(Entries with figure data)
* start *

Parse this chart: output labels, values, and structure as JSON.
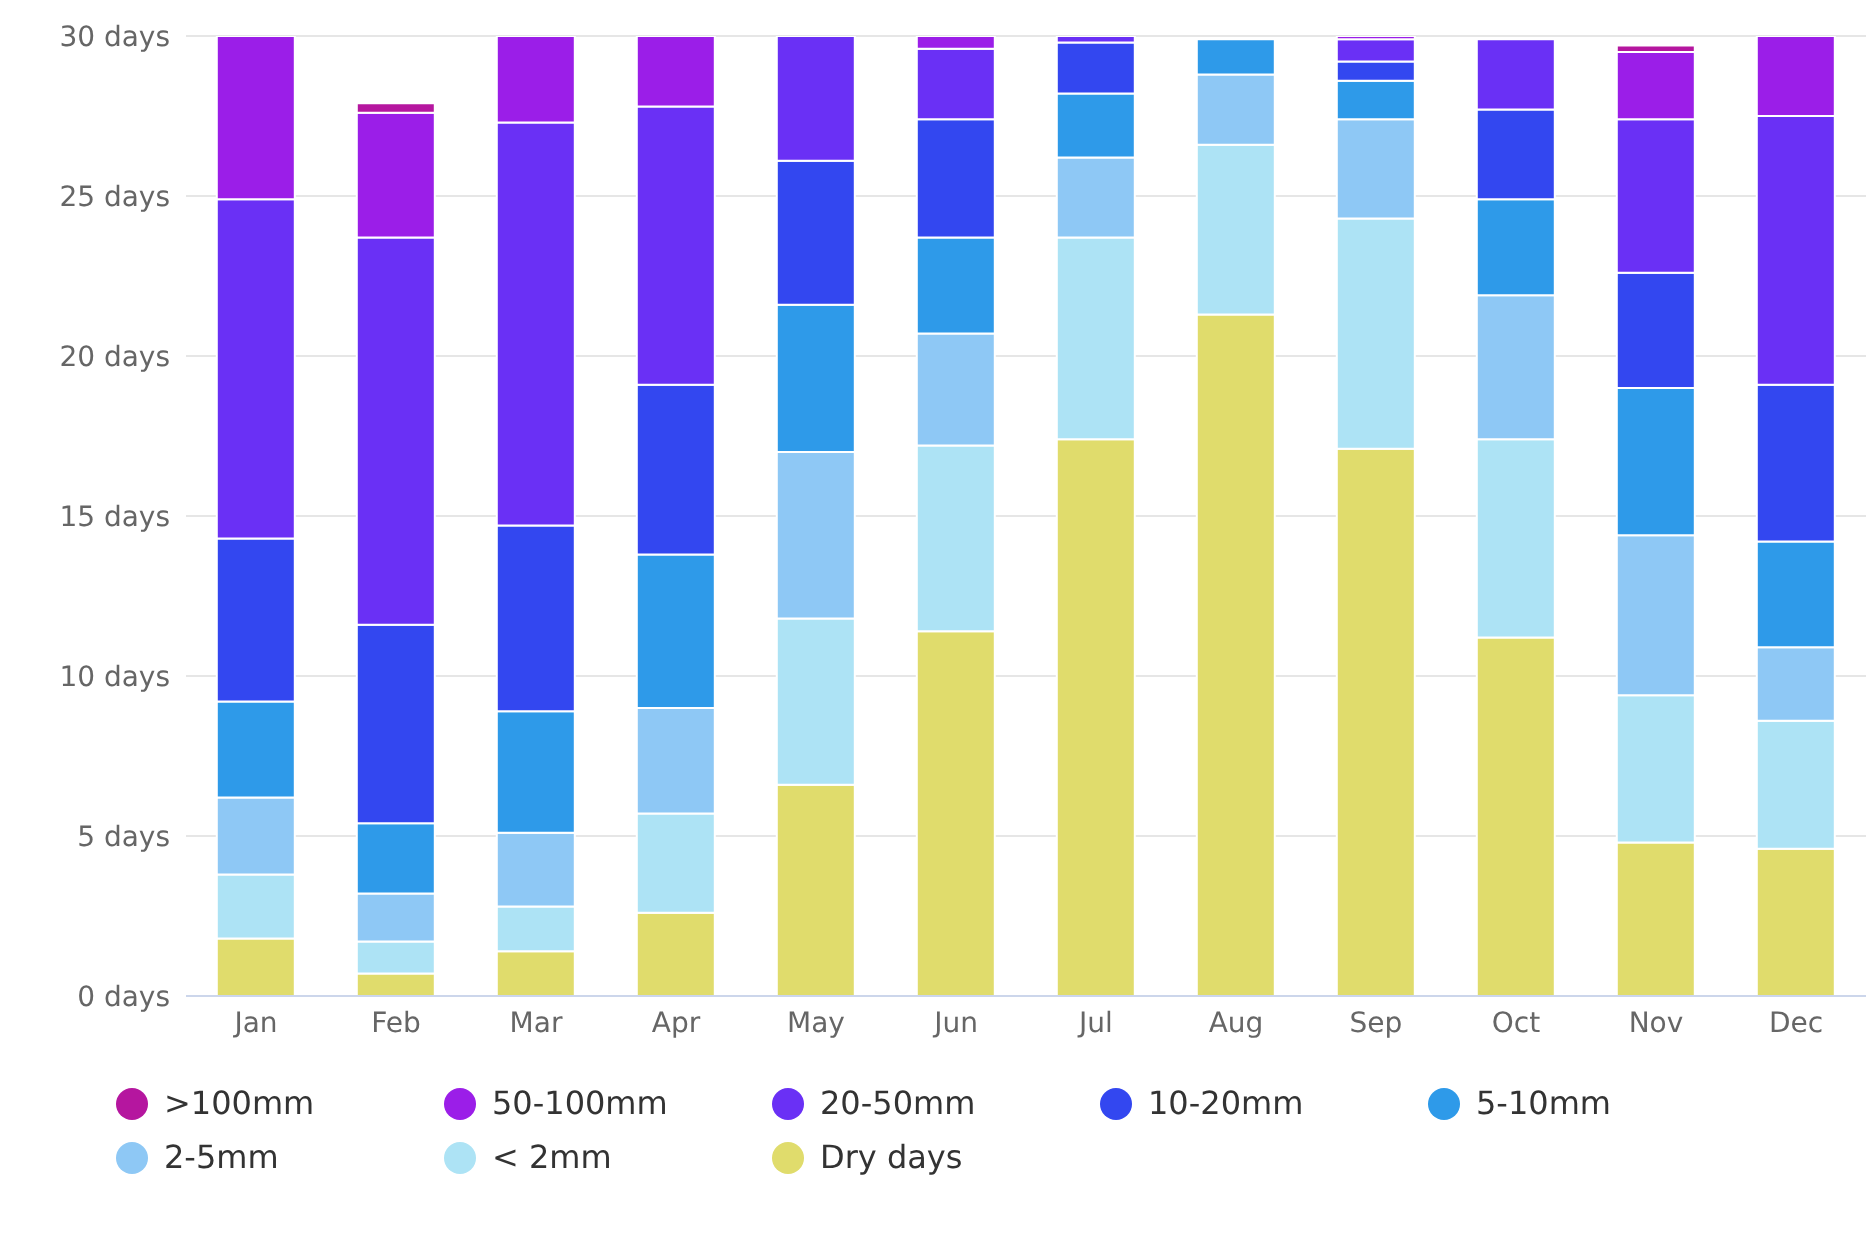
{
  "chart_data": {
    "type": "bar",
    "stacked": true,
    "categories": [
      "Jan",
      "Feb",
      "Mar",
      "Apr",
      "May",
      "Jun",
      "Jul",
      "Aug",
      "Sep",
      "Oct",
      "Nov",
      "Dec"
    ],
    "series": [
      {
        "name": "Dry days",
        "color": "#e0dc6c",
        "values": [
          1.8,
          0.7,
          1.4,
          2.6,
          6.6,
          11.4,
          17.4,
          21.3,
          17.1,
          11.2,
          4.8,
          4.6
        ]
      },
      {
        "name": "< 2mm",
        "color": "#ade3f5",
        "values": [
          2.0,
          1.0,
          1.4,
          3.1,
          5.2,
          5.8,
          6.3,
          5.3,
          7.2,
          6.2,
          4.6,
          4.0
        ]
      },
      {
        "name": "2-5mm",
        "color": "#8ec8f5",
        "values": [
          2.4,
          1.5,
          2.3,
          3.3,
          5.2,
          3.5,
          2.5,
          2.2,
          3.1,
          4.5,
          5.0,
          2.3
        ]
      },
      {
        "name": "5-10mm",
        "color": "#2e9ae9",
        "values": [
          3.0,
          2.2,
          3.8,
          4.8,
          4.6,
          3.0,
          2.0,
          1.1,
          1.2,
          3.0,
          4.6,
          3.3
        ]
      },
      {
        "name": "10-20mm",
        "color": "#3347f0",
        "values": [
          5.1,
          6.2,
          5.8,
          5.3,
          4.5,
          3.7,
          1.6,
          0,
          0.6,
          2.8,
          3.6,
          4.9
        ]
      },
      {
        "name": "20-50mm",
        "color": "#6a30f5",
        "values": [
          10.6,
          12.1,
          12.6,
          8.7,
          3.9,
          2.2,
          0.2,
          0,
          0.7,
          2.2,
          4.8,
          8.4
        ]
      },
      {
        "name": "50-100mm",
        "color": "#9b1ee8",
        "values": [
          5.1,
          3.9,
          2.7,
          2.2,
          0,
          0.4,
          0,
          0,
          0.1,
          0,
          2.1,
          2.6
        ]
      },
      {
        "name": ">100mm",
        "color": "#b5169f",
        "values": [
          0,
          0.3,
          0,
          0,
          0,
          0,
          0,
          0,
          0,
          0,
          0.2,
          0
        ]
      }
    ],
    "ylim": [
      0,
      30
    ],
    "yticks": [
      {
        "value": 0,
        "label": "0 days"
      },
      {
        "value": 5,
        "label": "5 days"
      },
      {
        "value": 10,
        "label": "10 days"
      },
      {
        "value": 15,
        "label": "15 days"
      },
      {
        "value": 20,
        "label": "20 days"
      },
      {
        "value": 25,
        "label": "25 days"
      },
      {
        "value": 30,
        "label": "30 days"
      }
    ],
    "grid": "y",
    "legend": "bottom"
  }
}
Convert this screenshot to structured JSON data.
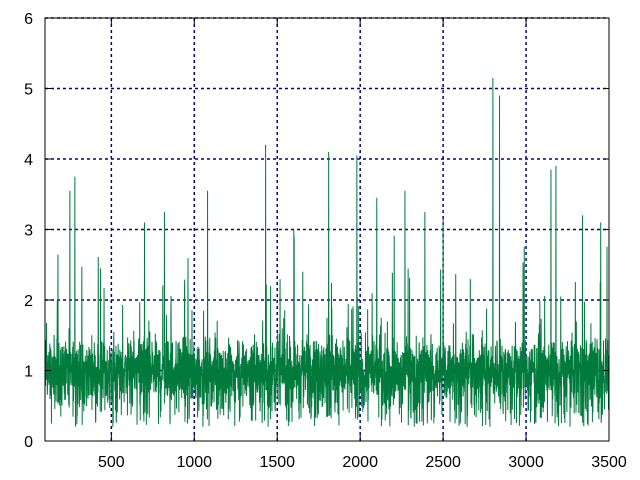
{
  "chart_data": {
    "type": "line",
    "title": "",
    "xlabel": "",
    "ylabel": "",
    "xlim": [
      100,
      3500
    ],
    "ylim": [
      0,
      6
    ],
    "x_ticks": [
      500,
      1000,
      1500,
      2000,
      2500,
      3000,
      3500
    ],
    "y_ticks": [
      0,
      1,
      2,
      3,
      4,
      5,
      6
    ],
    "grid": true,
    "legend": "none",
    "colors": {
      "series": "#007a3d",
      "grid": "#00008b",
      "axes": "#000000"
    },
    "series": [
      {
        "baseline_mean": 1.0,
        "typical_range": [
          0.3,
          2.0
        ],
        "notable_peaks": [
          {
            "x": 250,
            "y": 3.55
          },
          {
            "x": 280,
            "y": 3.75
          },
          {
            "x": 700,
            "y": 3.1
          },
          {
            "x": 820,
            "y": 3.25
          },
          {
            "x": 1080,
            "y": 3.55
          },
          {
            "x": 1430,
            "y": 4.2
          },
          {
            "x": 1600,
            "y": 3.0
          },
          {
            "x": 1810,
            "y": 4.1
          },
          {
            "x": 1980,
            "y": 4.05
          },
          {
            "x": 2100,
            "y": 3.45
          },
          {
            "x": 2270,
            "y": 3.55
          },
          {
            "x": 2390,
            "y": 3.25
          },
          {
            "x": 2500,
            "y": 3.15
          },
          {
            "x": 2800,
            "y": 5.15
          },
          {
            "x": 2840,
            "y": 4.9
          },
          {
            "x": 3150,
            "y": 3.85
          },
          {
            "x": 3180,
            "y": 3.9
          },
          {
            "x": 3340,
            "y": 3.2
          },
          {
            "x": 3450,
            "y": 3.1
          }
        ]
      }
    ]
  }
}
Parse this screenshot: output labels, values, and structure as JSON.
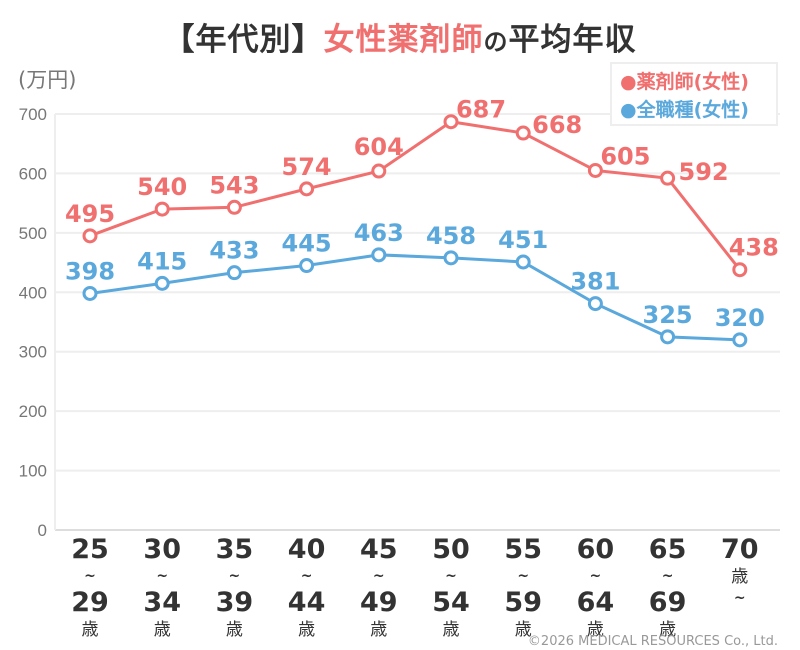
{
  "chart_data": {
    "type": "line",
    "title_parts": [
      "【年代別】",
      "女性薬剤師",
      "の",
      "平均年収"
    ],
    "ylabel": "(万円)",
    "ylim": [
      0,
      700
    ],
    "yticks": [
      0,
      100,
      200,
      300,
      400,
      500,
      600,
      700
    ],
    "grid": true,
    "legend_position": "top-right",
    "categories": [
      [
        "25",
        "~",
        "29",
        "歳"
      ],
      [
        "30",
        "~",
        "34",
        "歳"
      ],
      [
        "35",
        "~",
        "39",
        "歳"
      ],
      [
        "40",
        "~",
        "44",
        "歳"
      ],
      [
        "45",
        "~",
        "49",
        "歳"
      ],
      [
        "50",
        "~",
        "54",
        "歳"
      ],
      [
        "55",
        "~",
        "59",
        "歳"
      ],
      [
        "60",
        "~",
        "64",
        "歳"
      ],
      [
        "65",
        "~",
        "69",
        "歳"
      ],
      [
        "70",
        "歳",
        "~"
      ]
    ],
    "series": [
      {
        "name": "●薬剤師(女性)",
        "color": "#f07070",
        "values": [
          495,
          540,
          543,
          574,
          604,
          687,
          668,
          605,
          592,
          438
        ]
      },
      {
        "name": "●全職種(女性)",
        "color": "#5aa8dc",
        "values": [
          398,
          415,
          433,
          445,
          463,
          458,
          451,
          381,
          325,
          320
        ]
      }
    ]
  },
  "footer": {
    "copyright": "©2026 MEDICAL RESOURCES Co., Ltd."
  }
}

* end *

The request
Quote the material exactly. Pictures stay out.

Answer for the task
Parse this chart: output labels, values, and structure as JSON.
{
  "chart_data": {
    "type": "bar",
    "stacked": true,
    "categories": [
      "Jan",
      "Feb",
      "Mar",
      "Apr",
      "May",
      "Jun",
      "Jul",
      "Aug",
      "Sep",
      "Oct",
      "Nov",
      "Dec"
    ],
    "series": [
      {
        "name": "Dry days",
        "color": "#e0dc6c",
        "values": [
          1.8,
          0.7,
          1.4,
          2.6,
          6.6,
          11.4,
          17.4,
          21.3,
          17.1,
          11.2,
          4.8,
          4.6
        ]
      },
      {
        "name": "< 2mm",
        "color": "#ade3f5",
        "values": [
          2.0,
          1.0,
          1.4,
          3.1,
          5.2,
          5.8,
          6.3,
          5.3,
          7.2,
          6.2,
          4.6,
          4.0
        ]
      },
      {
        "name": "2-5mm",
        "color": "#8ec8f5",
        "values": [
          2.4,
          1.5,
          2.3,
          3.3,
          5.2,
          3.5,
          2.5,
          2.2,
          3.1,
          4.5,
          5.0,
          2.3
        ]
      },
      {
        "name": "5-10mm",
        "color": "#2e9ae9",
        "values": [
          3.0,
          2.2,
          3.8,
          4.8,
          4.6,
          3.0,
          2.0,
          1.1,
          1.2,
          3.0,
          4.6,
          3.3
        ]
      },
      {
        "name": "10-20mm",
        "color": "#3347f0",
        "values": [
          5.1,
          6.2,
          5.8,
          5.3,
          4.5,
          3.7,
          1.6,
          0,
          0.6,
          2.8,
          3.6,
          4.9
        ]
      },
      {
        "name": "20-50mm",
        "color": "#6a30f5",
        "values": [
          10.6,
          12.1,
          12.6,
          8.7,
          3.9,
          2.2,
          0.2,
          0,
          0.7,
          2.2,
          4.8,
          8.4
        ]
      },
      {
        "name": "50-100mm",
        "color": "#9b1ee8",
        "values": [
          5.1,
          3.9,
          2.7,
          2.2,
          0,
          0.4,
          0,
          0,
          0.1,
          0,
          2.1,
          2.6
        ]
      },
      {
        "name": ">100mm",
        "color": "#b5169f",
        "values": [
          0,
          0.3,
          0,
          0,
          0,
          0,
          0,
          0,
          0,
          0,
          0.2,
          0
        ]
      }
    ],
    "ylim": [
      0,
      30
    ],
    "yticks": [
      {
        "value": 0,
        "label": "0 days"
      },
      {
        "value": 5,
        "label": "5 days"
      },
      {
        "value": 10,
        "label": "10 days"
      },
      {
        "value": 15,
        "label": "15 days"
      },
      {
        "value": 20,
        "label": "20 days"
      },
      {
        "value": 25,
        "label": "25 days"
      },
      {
        "value": 30,
        "label": "30 days"
      }
    ],
    "grid": "y",
    "legend": "bottom"
  }
}
Convert this screenshot to structured JSON data.
{
  "chart_data": {
    "type": "line",
    "title": "",
    "xlabel": "",
    "ylabel": "",
    "xlim": [
      100,
      3500
    ],
    "ylim": [
      0,
      6
    ],
    "x_ticks": [
      500,
      1000,
      1500,
      2000,
      2500,
      3000,
      3500
    ],
    "y_ticks": [
      0,
      1,
      2,
      3,
      4,
      5,
      6
    ],
    "grid": true,
    "legend": "none",
    "colors": {
      "series": "#007a3d",
      "grid": "#00008b",
      "axes": "#000000"
    },
    "series": [
      {
        "baseline_mean": 1.0,
        "typical_range": [
          0.3,
          2.0
        ],
        "notable_peaks": [
          {
            "x": 250,
            "y": 3.55
          },
          {
            "x": 280,
            "y": 3.75
          },
          {
            "x": 700,
            "y": 3.1
          },
          {
            "x": 820,
            "y": 3.25
          },
          {
            "x": 1080,
            "y": 3.55
          },
          {
            "x": 1430,
            "y": 4.2
          },
          {
            "x": 1600,
            "y": 3.0
          },
          {
            "x": 1810,
            "y": 4.1
          },
          {
            "x": 1980,
            "y": 4.05
          },
          {
            "x": 2100,
            "y": 3.45
          },
          {
            "x": 2270,
            "y": 3.55
          },
          {
            "x": 2390,
            "y": 3.25
          },
          {
            "x": 2500,
            "y": 3.15
          },
          {
            "x": 2800,
            "y": 5.15
          },
          {
            "x": 2840,
            "y": 4.9
          },
          {
            "x": 3150,
            "y": 3.85
          },
          {
            "x": 3180,
            "y": 3.9
          },
          {
            "x": 3340,
            "y": 3.2
          },
          {
            "x": 3450,
            "y": 3.1
          }
        ]
      }
    ]
  }
}
Parse this screenshot: output labels, values, and structure as JSON.
{
  "chart_data": {
    "type": "line",
    "title_parts": [
      "【年代別】",
      "女性薬剤師",
      "の",
      "平均年収"
    ],
    "ylabel": "(万円)",
    "ylim": [
      0,
      700
    ],
    "yticks": [
      0,
      100,
      200,
      300,
      400,
      500,
      600,
      700
    ],
    "grid": true,
    "legend_position": "top-right",
    "categories": [
      [
        "25",
        "~",
        "29",
        "歳"
      ],
      [
        "30",
        "~",
        "34",
        "歳"
      ],
      [
        "35",
        "~",
        "39",
        "歳"
      ],
      [
        "40",
        "~",
        "44",
        "歳"
      ],
      [
        "45",
        "~",
        "49",
        "歳"
      ],
      [
        "50",
        "~",
        "54",
        "歳"
      ],
      [
        "55",
        "~",
        "59",
        "歳"
      ],
      [
        "60",
        "~",
        "64",
        "歳"
      ],
      [
        "65",
        "~",
        "69",
        "歳"
      ],
      [
        "70",
        "歳",
        "~"
      ]
    ],
    "series": [
      {
        "name": "●薬剤師(女性)",
        "color": "#f07070",
        "values": [
          495,
          540,
          543,
          574,
          604,
          687,
          668,
          605,
          592,
          438
        ]
      },
      {
        "name": "●全職種(女性)",
        "color": "#5aa8dc",
        "values": [
          398,
          415,
          433,
          445,
          463,
          458,
          451,
          381,
          325,
          320
        ]
      }
    ]
  },
  "footer": {
    "copyright": "©2026 MEDICAL RESOURCES Co., Ltd."
  }
}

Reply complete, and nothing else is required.